THE EXERCISE:
Print every entry word for word, but omit the pictures.

--- begin ---

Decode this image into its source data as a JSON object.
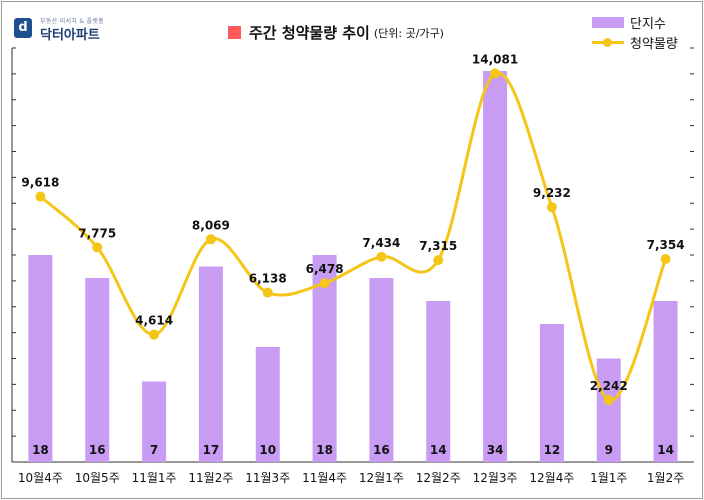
{
  "logo": {
    "mark": "d",
    "subtitle": "부동산 리서치 & 플랫폼",
    "name": "닥터아파트"
  },
  "header": {
    "title": "주간 청약물량 추이",
    "unit": "(단위: 곳/가구)",
    "title_marker_color": "#ff5a5a"
  },
  "legend": {
    "bar_label": "단지수",
    "line_label": "청약물량"
  },
  "colors": {
    "bar": "#c89cf3",
    "line": "#f5c518"
  },
  "chart_data": {
    "type": "bar+line",
    "categories": [
      "10월4주",
      "10월5주",
      "11월1주",
      "11월2주",
      "11월3주",
      "11월4주",
      "12월1주",
      "12월2주",
      "12월3주",
      "12월4주",
      "1월1주",
      "1월2주"
    ],
    "series": [
      {
        "name": "단지수",
        "type": "bar",
        "axis": "left",
        "values": [
          18,
          16,
          7,
          17,
          10,
          18,
          16,
          14,
          34,
          12,
          9,
          14
        ]
      },
      {
        "name": "청약물량",
        "type": "line",
        "axis": "right",
        "smooth": true,
        "values": [
          9618,
          7775,
          4614,
          8069,
          6138,
          6478,
          7434,
          7315,
          14081,
          9232,
          2242,
          7354
        ]
      }
    ],
    "bar_labels": [
      "18",
      "16",
      "7",
      "17",
      "10",
      "18",
      "16",
      "14",
      "34",
      "12",
      "9",
      "14"
    ],
    "line_labels": [
      "9,618",
      "7,775",
      "4,614",
      "8,069",
      "6,138",
      "6,478",
      "7,434",
      "7,315",
      "14,081",
      "9,232",
      "2,242",
      "7,354"
    ],
    "ylim_bar": [
      0,
      36
    ],
    "ylim_line": [
      0,
      15000
    ],
    "grid": false,
    "legend_position": "top-right"
  }
}
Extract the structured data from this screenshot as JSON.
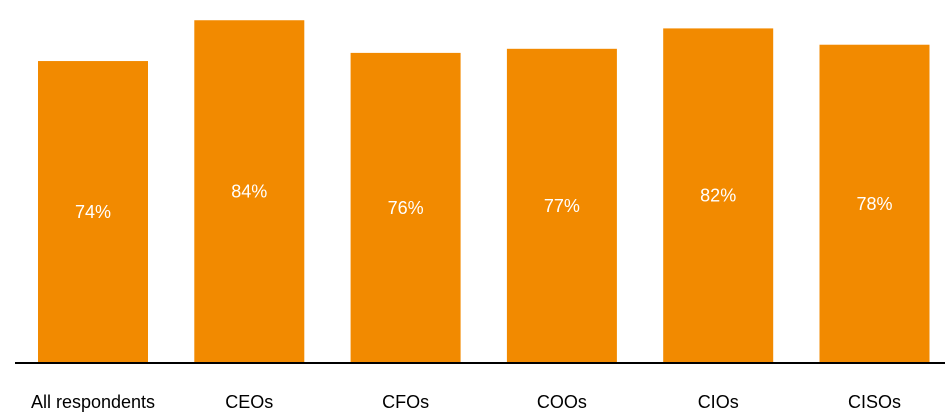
{
  "chart_data": {
    "type": "bar",
    "title": "",
    "xlabel": "",
    "ylabel": "",
    "categories": [
      "All respondents",
      "CEOs",
      "CFOs",
      "COOs",
      "CIOs",
      "CISOs"
    ],
    "values": [
      74,
      84,
      76,
      77,
      82,
      78
    ],
    "value_labels": [
      "74%",
      "84%",
      "76%",
      "77%",
      "82%",
      "78%"
    ],
    "ylim": [
      0,
      87
    ],
    "grid": false,
    "legend": "none",
    "bar_color": "#F28A00",
    "bar_label_color": "#FFFFFF",
    "axis_color": "#000000"
  }
}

--- end ---

SOLUTION FOR THIS TASK:
Decode this image into its source data as a JSON object.
{
  "logo": {
    "mark": "d",
    "subtitle": "부동산 리서치 & 플랫폼",
    "name": "닥터아파트"
  },
  "header": {
    "title": "주간 청약물량 추이",
    "unit": "(단위: 곳/가구)",
    "title_marker_color": "#ff5a5a"
  },
  "legend": {
    "bar_label": "단지수",
    "line_label": "청약물량"
  },
  "colors": {
    "bar": "#c89cf3",
    "line": "#f5c518"
  },
  "chart_data": {
    "type": "bar+line",
    "categories": [
      "10월4주",
      "10월5주",
      "11월1주",
      "11월2주",
      "11월3주",
      "11월4주",
      "12월1주",
      "12월2주",
      "12월3주",
      "12월4주",
      "1월1주",
      "1월2주"
    ],
    "series": [
      {
        "name": "단지수",
        "type": "bar",
        "axis": "left",
        "values": [
          18,
          16,
          7,
          17,
          10,
          18,
          16,
          14,
          34,
          12,
          9,
          14
        ]
      },
      {
        "name": "청약물량",
        "type": "line",
        "axis": "right",
        "smooth": true,
        "values": [
          9618,
          7775,
          4614,
          8069,
          6138,
          6478,
          7434,
          7315,
          14081,
          9232,
          2242,
          7354
        ]
      }
    ],
    "bar_labels": [
      "18",
      "16",
      "7",
      "17",
      "10",
      "18",
      "16",
      "14",
      "34",
      "12",
      "9",
      "14"
    ],
    "line_labels": [
      "9,618",
      "7,775",
      "4,614",
      "8,069",
      "6,138",
      "6,478",
      "7,434",
      "7,315",
      "14,081",
      "9,232",
      "2,242",
      "7,354"
    ],
    "ylim_bar": [
      0,
      36
    ],
    "ylim_line": [
      0,
      15000
    ],
    "grid": false,
    "legend_position": "top-right"
  }
}
Extract the structured data from this screenshot as JSON.
{
  "chart_data": {
    "type": "bar",
    "title": "",
    "xlabel": "",
    "ylabel": "",
    "categories": [
      "All respondents",
      "CEOs",
      "CFOs",
      "COOs",
      "CIOs",
      "CISOs"
    ],
    "values": [
      74,
      84,
      76,
      77,
      82,
      78
    ],
    "value_labels": [
      "74%",
      "84%",
      "76%",
      "77%",
      "82%",
      "78%"
    ],
    "ylim": [
      0,
      87
    ],
    "grid": false,
    "legend": "none",
    "bar_color": "#F28A00",
    "bar_label_color": "#FFFFFF",
    "axis_color": "#000000"
  }
}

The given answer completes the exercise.